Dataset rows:
================

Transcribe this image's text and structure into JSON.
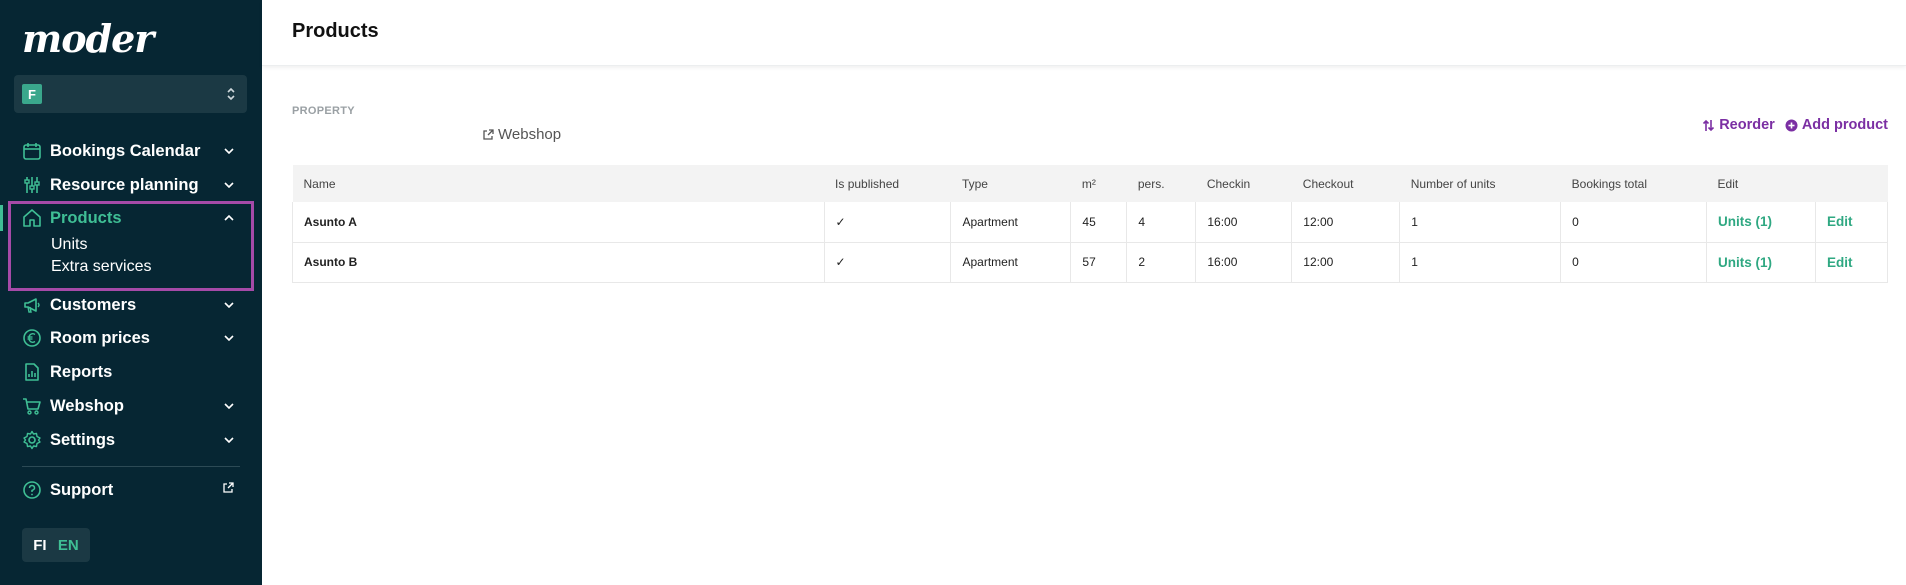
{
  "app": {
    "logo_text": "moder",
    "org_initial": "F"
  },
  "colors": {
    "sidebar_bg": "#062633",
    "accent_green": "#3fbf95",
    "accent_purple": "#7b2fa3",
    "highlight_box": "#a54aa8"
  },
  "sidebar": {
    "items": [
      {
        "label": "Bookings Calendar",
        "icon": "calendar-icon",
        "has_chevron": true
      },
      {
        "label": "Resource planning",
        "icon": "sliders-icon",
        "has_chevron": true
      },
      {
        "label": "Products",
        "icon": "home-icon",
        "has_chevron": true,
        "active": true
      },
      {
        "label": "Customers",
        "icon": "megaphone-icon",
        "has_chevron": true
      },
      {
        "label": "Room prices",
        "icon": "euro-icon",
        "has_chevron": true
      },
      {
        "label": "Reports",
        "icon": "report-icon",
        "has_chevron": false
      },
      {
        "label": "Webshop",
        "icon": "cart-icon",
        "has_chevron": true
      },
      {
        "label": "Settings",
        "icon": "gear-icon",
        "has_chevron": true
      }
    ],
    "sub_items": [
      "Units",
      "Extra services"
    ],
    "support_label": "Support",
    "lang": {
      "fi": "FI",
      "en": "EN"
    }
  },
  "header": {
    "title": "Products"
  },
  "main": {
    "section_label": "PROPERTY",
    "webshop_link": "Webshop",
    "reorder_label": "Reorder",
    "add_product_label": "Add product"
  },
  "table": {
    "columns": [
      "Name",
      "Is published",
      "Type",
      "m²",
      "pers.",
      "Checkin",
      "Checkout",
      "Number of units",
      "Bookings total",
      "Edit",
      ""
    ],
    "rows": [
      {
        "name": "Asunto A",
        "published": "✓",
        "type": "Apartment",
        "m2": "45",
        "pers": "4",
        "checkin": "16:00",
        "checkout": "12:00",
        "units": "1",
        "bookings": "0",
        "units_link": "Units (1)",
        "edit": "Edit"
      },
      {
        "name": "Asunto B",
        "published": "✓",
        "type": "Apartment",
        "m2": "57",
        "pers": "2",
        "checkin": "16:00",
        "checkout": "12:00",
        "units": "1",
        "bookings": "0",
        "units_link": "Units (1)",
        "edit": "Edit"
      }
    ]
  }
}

================

> _Request_
Skip the pictures and print each record exactly as it stands.

> _Full output_
Transcribe this image's text and structure into JSON.
{
  "app": {
    "logo_text": "moder",
    "org_initial": "F"
  },
  "colors": {
    "sidebar_bg": "#062633",
    "accent_green": "#3fbf95",
    "accent_purple": "#7b2fa3",
    "highlight_box": "#a54aa8"
  },
  "sidebar": {
    "items": [
      {
        "label": "Bookings Calendar",
        "icon": "calendar-icon",
        "has_chevron": true
      },
      {
        "label": "Resource planning",
        "icon": "sliders-icon",
        "has_chevron": true
      },
      {
        "label": "Products",
        "icon": "home-icon",
        "has_chevron": true,
        "active": true
      },
      {
        "label": "Customers",
        "icon": "megaphone-icon",
        "has_chevron": true
      },
      {
        "label": "Room prices",
        "icon": "euro-icon",
        "has_chevron": true
      },
      {
        "label": "Reports",
        "icon": "report-icon",
        "has_chevron": false
      },
      {
        "label": "Webshop",
        "icon": "cart-icon",
        "has_chevron": true
      },
      {
        "label": "Settings",
        "icon": "gear-icon",
        "has_chevron": true
      }
    ],
    "sub_items": [
      "Units",
      "Extra services"
    ],
    "support_label": "Support",
    "lang": {
      "fi": "FI",
      "en": "EN"
    }
  },
  "header": {
    "title": "Products"
  },
  "main": {
    "section_label": "PROPERTY",
    "webshop_link": "Webshop",
    "reorder_label": "Reorder",
    "add_product_label": "Add product"
  },
  "table": {
    "columns": [
      "Name",
      "Is published",
      "Type",
      "m²",
      "pers.",
      "Checkin",
      "Checkout",
      "Number of units",
      "Bookings total",
      "Edit",
      ""
    ],
    "rows": [
      {
        "name": "Asunto A",
        "published": "✓",
        "type": "Apartment",
        "m2": "45",
        "pers": "4",
        "checkin": "16:00",
        "checkout": "12:00",
        "units": "1",
        "bookings": "0",
        "units_link": "Units (1)",
        "edit": "Edit"
      },
      {
        "name": "Asunto B",
        "published": "✓",
        "type": "Apartment",
        "m2": "57",
        "pers": "2",
        "checkin": "16:00",
        "checkout": "12:00",
        "units": "1",
        "bookings": "0",
        "units_link": "Units (1)",
        "edit": "Edit"
      }
    ]
  }
}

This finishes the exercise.